TO DO: In the listing below, count the lines with "structured" and report only the figure.
◇ ◇ ◇ ◇ ◇
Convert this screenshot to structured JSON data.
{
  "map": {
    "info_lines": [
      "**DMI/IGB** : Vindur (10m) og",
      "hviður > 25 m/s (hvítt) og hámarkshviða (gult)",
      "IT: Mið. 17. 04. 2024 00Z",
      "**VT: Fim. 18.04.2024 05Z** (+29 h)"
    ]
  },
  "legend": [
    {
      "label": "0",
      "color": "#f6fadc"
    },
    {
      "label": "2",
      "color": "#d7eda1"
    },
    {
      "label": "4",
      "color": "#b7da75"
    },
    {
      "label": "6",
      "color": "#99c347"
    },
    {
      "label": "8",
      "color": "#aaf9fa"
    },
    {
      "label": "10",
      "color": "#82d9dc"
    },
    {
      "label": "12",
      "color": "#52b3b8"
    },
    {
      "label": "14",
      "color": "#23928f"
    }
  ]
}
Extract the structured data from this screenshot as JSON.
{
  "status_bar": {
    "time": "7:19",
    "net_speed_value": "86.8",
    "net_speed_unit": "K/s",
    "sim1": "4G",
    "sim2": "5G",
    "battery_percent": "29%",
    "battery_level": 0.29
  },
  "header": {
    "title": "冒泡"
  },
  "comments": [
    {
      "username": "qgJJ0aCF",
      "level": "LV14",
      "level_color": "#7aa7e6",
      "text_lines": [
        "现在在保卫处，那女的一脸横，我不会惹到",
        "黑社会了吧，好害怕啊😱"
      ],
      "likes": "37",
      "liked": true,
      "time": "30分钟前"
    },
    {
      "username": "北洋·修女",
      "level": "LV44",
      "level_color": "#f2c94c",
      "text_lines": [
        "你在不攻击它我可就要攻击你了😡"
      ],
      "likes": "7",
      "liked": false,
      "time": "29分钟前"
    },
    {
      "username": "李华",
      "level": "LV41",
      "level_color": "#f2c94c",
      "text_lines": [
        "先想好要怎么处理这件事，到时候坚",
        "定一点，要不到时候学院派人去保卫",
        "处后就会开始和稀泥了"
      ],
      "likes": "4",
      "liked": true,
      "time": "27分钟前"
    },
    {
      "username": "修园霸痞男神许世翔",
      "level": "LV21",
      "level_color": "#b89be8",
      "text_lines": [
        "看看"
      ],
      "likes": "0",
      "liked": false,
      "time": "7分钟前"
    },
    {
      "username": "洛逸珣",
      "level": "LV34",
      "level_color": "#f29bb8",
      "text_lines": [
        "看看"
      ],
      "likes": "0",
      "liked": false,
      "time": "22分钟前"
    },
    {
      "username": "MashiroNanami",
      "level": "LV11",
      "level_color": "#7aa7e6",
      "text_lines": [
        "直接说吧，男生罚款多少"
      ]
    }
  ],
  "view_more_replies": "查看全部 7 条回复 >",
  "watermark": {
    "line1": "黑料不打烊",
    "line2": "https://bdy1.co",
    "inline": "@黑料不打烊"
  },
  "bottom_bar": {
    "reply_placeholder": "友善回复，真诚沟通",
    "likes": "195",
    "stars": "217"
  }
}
◇ ◇ ◇ ◇ ◇
ANSWER TO THIS PROBLEM: 2